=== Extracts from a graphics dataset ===
[start]
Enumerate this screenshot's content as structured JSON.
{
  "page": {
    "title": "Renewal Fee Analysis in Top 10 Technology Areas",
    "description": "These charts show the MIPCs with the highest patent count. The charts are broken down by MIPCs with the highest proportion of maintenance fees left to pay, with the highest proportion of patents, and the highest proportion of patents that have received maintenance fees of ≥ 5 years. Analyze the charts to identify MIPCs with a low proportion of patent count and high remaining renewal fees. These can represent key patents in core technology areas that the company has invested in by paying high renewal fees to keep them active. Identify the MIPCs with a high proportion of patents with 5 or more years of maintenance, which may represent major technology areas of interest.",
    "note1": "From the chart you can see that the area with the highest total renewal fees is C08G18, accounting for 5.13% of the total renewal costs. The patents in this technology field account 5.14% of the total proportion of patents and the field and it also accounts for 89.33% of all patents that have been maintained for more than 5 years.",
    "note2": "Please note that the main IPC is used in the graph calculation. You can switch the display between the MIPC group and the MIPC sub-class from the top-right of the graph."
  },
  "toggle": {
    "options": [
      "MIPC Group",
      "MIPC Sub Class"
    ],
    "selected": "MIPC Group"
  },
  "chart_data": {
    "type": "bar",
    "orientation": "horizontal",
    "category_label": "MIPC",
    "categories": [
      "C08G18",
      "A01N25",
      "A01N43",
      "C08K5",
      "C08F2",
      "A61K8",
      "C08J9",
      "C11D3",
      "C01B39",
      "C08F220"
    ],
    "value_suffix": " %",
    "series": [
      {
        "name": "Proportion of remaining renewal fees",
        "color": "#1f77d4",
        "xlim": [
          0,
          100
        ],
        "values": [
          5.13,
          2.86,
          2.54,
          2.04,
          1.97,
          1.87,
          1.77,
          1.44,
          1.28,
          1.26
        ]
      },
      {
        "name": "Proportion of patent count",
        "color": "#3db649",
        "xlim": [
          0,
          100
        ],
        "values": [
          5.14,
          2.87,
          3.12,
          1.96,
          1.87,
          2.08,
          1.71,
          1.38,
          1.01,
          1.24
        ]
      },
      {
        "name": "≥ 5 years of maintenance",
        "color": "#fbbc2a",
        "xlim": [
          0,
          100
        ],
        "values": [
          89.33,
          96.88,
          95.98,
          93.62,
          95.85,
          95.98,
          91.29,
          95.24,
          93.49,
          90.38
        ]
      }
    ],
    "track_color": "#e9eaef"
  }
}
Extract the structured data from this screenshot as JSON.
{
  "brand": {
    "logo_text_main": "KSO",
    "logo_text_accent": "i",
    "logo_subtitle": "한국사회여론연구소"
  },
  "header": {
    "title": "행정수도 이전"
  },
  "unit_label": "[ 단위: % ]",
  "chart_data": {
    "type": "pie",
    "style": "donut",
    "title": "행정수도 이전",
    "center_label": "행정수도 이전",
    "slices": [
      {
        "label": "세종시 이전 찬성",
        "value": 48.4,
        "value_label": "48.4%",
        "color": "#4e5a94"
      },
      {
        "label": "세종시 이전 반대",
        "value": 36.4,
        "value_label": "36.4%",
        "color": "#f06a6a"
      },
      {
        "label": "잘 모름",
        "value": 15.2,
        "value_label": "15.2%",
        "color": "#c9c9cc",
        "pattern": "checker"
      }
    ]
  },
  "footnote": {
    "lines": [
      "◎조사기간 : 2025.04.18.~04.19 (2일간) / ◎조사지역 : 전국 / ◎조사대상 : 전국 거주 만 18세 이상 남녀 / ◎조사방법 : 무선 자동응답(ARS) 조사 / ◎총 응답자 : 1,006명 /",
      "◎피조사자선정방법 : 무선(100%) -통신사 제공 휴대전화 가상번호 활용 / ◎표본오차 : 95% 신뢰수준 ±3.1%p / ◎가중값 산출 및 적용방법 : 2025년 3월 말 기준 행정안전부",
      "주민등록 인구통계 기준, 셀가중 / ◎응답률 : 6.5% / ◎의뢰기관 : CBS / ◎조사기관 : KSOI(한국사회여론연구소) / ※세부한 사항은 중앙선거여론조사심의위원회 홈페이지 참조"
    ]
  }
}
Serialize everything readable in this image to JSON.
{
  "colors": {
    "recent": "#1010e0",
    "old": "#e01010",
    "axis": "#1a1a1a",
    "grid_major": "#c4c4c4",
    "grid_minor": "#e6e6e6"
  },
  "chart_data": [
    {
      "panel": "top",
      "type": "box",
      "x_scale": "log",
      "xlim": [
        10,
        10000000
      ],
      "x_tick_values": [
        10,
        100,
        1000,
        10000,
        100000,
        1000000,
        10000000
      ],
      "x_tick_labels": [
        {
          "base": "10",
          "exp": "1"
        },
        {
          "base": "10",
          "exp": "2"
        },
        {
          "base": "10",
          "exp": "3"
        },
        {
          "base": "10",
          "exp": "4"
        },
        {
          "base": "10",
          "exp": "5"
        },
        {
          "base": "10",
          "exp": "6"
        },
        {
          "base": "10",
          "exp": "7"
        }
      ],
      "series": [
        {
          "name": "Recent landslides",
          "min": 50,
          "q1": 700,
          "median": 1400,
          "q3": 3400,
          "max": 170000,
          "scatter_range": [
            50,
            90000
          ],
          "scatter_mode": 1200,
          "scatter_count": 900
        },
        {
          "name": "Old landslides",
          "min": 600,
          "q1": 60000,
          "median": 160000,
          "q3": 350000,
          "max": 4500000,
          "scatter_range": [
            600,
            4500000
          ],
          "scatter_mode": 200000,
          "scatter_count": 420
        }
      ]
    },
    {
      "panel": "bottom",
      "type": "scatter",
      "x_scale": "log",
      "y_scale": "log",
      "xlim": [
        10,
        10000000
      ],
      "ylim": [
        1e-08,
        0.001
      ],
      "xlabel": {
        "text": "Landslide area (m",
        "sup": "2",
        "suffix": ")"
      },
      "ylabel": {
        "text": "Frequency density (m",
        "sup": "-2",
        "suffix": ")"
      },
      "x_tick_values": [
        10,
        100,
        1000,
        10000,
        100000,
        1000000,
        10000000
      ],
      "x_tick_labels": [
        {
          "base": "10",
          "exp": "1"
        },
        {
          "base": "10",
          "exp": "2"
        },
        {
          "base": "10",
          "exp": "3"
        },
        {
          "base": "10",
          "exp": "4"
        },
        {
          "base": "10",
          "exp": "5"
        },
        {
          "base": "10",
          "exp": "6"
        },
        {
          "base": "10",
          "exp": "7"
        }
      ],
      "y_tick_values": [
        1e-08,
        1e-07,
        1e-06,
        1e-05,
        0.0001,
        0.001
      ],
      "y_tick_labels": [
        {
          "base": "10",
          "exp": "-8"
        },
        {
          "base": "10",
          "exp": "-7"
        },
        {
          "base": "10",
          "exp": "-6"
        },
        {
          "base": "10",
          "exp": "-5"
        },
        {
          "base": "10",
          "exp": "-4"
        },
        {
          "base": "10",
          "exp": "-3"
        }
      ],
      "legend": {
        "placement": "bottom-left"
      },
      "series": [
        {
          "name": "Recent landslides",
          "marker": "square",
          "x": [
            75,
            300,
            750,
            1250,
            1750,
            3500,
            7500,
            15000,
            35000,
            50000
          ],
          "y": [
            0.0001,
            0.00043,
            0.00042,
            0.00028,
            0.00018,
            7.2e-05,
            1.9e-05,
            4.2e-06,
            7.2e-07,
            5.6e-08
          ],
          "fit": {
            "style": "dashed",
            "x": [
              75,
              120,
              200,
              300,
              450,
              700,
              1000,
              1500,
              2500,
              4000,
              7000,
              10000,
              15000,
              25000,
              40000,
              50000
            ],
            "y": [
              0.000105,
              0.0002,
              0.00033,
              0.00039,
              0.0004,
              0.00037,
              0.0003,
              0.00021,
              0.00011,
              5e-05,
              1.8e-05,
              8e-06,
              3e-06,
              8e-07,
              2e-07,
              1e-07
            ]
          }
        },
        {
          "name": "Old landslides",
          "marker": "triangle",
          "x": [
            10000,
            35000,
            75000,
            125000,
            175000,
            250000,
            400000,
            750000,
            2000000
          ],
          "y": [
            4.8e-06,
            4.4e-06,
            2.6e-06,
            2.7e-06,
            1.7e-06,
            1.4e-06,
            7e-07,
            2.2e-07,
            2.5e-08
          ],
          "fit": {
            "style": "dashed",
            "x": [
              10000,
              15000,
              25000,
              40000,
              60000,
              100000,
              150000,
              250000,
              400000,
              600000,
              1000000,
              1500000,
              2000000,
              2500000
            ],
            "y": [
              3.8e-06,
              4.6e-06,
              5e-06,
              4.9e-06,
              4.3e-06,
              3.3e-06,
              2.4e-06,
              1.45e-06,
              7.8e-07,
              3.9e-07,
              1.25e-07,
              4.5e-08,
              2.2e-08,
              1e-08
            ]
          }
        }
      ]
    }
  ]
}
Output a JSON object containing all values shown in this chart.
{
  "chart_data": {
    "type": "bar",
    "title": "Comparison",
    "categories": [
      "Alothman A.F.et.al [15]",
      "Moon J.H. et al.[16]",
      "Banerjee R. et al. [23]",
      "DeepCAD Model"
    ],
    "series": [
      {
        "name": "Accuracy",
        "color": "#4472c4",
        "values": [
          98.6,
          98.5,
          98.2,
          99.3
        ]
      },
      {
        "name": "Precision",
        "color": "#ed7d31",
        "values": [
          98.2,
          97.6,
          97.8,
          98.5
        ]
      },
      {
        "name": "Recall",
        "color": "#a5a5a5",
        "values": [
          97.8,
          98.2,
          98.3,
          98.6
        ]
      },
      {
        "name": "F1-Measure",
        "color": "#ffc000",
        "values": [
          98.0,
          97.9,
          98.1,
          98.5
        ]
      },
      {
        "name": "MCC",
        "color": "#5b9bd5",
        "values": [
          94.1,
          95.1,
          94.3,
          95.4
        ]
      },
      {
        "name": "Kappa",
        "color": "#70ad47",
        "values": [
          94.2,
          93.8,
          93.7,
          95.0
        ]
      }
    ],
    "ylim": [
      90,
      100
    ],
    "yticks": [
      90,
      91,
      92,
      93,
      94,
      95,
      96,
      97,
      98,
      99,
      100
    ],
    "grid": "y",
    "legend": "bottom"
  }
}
[end]
=== Aim of the task ===
Every line of the listing that holds "한국사회여론연구소" is to be counted; give only the resulting number.

=== Final result ===
2